Please reproduce the material word for word, from its first line through the line containing "y-axis-tick-label: 0%: [0, 255, 41, 269]", including both of those lines.

··· Data to use

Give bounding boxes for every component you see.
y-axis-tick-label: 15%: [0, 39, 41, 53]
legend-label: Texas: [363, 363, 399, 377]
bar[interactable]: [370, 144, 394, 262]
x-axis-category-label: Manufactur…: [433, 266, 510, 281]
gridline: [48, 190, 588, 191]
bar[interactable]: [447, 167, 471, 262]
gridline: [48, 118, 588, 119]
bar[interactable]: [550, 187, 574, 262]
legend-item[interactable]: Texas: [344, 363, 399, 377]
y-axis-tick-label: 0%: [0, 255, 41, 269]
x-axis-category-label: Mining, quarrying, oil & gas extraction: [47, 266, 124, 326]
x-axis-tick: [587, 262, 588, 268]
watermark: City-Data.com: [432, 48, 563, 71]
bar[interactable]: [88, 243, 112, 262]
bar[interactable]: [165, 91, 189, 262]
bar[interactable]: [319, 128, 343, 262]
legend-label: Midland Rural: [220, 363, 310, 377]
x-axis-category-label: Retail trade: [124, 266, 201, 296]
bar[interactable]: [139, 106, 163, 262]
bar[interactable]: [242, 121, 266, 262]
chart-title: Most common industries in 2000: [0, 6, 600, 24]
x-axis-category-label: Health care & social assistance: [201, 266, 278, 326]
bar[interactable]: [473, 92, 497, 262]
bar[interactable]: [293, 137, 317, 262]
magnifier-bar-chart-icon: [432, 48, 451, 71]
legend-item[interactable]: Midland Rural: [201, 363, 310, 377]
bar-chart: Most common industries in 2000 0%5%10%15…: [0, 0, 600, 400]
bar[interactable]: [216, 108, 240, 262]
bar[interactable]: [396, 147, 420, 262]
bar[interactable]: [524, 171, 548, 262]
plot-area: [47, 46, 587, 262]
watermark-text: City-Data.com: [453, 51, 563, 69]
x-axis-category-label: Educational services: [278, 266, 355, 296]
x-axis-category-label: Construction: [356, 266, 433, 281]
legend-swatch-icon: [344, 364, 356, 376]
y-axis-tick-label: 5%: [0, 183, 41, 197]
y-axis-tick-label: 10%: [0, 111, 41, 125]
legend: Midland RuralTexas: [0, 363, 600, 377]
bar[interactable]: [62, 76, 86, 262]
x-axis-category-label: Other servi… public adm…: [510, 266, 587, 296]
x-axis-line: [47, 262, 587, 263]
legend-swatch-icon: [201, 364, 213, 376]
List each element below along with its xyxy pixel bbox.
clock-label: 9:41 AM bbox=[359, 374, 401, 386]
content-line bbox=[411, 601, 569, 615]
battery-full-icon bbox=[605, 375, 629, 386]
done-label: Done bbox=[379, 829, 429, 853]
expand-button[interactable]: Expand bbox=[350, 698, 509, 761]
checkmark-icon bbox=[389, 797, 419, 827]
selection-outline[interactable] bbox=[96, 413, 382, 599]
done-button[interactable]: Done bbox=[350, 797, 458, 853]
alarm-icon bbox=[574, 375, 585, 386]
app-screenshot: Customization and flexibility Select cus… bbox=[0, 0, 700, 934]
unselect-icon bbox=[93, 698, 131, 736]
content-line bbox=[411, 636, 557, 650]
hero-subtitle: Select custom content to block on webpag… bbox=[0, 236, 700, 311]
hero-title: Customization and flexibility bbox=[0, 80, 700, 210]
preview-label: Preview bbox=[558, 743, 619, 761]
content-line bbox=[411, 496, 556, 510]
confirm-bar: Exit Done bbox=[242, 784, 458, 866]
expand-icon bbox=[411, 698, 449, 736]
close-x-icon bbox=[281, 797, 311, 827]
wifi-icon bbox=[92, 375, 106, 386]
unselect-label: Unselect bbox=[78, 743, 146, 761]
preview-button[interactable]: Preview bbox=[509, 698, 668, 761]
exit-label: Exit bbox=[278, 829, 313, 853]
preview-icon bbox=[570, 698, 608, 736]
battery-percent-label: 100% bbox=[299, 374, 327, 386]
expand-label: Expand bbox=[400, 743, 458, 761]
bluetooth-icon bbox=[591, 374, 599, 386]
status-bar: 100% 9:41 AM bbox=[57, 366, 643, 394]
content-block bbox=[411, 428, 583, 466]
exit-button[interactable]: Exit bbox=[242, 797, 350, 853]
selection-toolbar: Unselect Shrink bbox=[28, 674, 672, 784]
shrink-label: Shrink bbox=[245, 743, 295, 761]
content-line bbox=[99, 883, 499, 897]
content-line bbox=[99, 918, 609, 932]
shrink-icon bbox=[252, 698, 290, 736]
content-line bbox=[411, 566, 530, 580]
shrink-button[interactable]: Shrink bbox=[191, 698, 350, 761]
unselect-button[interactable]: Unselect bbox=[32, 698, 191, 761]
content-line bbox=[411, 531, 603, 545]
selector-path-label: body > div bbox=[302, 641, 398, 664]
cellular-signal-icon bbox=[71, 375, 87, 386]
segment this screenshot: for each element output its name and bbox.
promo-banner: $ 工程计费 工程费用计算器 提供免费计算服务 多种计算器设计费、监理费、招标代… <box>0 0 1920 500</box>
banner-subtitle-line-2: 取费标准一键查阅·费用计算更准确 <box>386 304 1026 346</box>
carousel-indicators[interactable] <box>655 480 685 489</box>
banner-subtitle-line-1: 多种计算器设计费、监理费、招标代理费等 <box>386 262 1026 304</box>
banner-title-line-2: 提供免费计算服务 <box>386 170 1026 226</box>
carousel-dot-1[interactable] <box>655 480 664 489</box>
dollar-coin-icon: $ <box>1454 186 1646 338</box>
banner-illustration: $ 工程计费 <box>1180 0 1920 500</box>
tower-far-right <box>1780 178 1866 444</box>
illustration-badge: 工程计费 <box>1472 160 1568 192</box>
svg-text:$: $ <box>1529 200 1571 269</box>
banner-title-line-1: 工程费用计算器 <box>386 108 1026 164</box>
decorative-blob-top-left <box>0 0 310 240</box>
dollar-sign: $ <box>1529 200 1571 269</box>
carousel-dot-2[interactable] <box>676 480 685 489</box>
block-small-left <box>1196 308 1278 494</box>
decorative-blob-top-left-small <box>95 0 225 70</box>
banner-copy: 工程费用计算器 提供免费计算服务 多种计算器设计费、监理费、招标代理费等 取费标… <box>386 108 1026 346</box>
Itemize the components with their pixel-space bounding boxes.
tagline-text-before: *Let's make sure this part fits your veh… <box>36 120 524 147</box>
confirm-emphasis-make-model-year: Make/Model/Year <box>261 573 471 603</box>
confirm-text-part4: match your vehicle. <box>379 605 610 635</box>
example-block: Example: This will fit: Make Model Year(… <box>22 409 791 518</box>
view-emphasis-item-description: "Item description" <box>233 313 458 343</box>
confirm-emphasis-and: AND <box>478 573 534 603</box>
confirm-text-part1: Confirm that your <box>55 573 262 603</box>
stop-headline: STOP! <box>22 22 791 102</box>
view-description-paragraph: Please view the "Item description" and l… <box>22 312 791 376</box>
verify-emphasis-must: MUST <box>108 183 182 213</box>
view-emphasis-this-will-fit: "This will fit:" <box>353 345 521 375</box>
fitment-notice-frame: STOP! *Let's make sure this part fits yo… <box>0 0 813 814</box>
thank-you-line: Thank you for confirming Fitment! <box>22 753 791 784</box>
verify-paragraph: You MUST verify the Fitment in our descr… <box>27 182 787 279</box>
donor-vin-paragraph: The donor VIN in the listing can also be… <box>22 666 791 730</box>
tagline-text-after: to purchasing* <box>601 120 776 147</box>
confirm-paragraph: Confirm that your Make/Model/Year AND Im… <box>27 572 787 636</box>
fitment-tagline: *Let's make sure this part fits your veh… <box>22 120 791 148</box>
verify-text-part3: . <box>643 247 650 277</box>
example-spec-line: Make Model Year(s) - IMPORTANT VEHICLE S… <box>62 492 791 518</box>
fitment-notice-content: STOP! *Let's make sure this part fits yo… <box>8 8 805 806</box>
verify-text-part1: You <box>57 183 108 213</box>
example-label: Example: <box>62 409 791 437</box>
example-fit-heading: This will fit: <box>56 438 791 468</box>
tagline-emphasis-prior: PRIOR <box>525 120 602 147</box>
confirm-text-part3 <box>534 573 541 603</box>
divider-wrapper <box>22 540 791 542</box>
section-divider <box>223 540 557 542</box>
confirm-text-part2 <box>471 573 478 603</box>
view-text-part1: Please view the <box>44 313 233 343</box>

······

Response to this exercise
Give bounding boxes for every component you see.
y-axis-tick-label: 15%: [0, 39, 41, 53]
legend-label: Texas: [363, 363, 399, 377]
bar[interactable]: [370, 144, 394, 262]
x-axis-category-label: Manufactur…: [433, 266, 510, 281]
gridline: [48, 190, 588, 191]
bar[interactable]: [447, 167, 471, 262]
gridline: [48, 118, 588, 119]
bar[interactable]: [550, 187, 574, 262]
legend-item[interactable]: Texas: [344, 363, 399, 377]
y-axis-tick-label: 0%: [0, 255, 41, 269]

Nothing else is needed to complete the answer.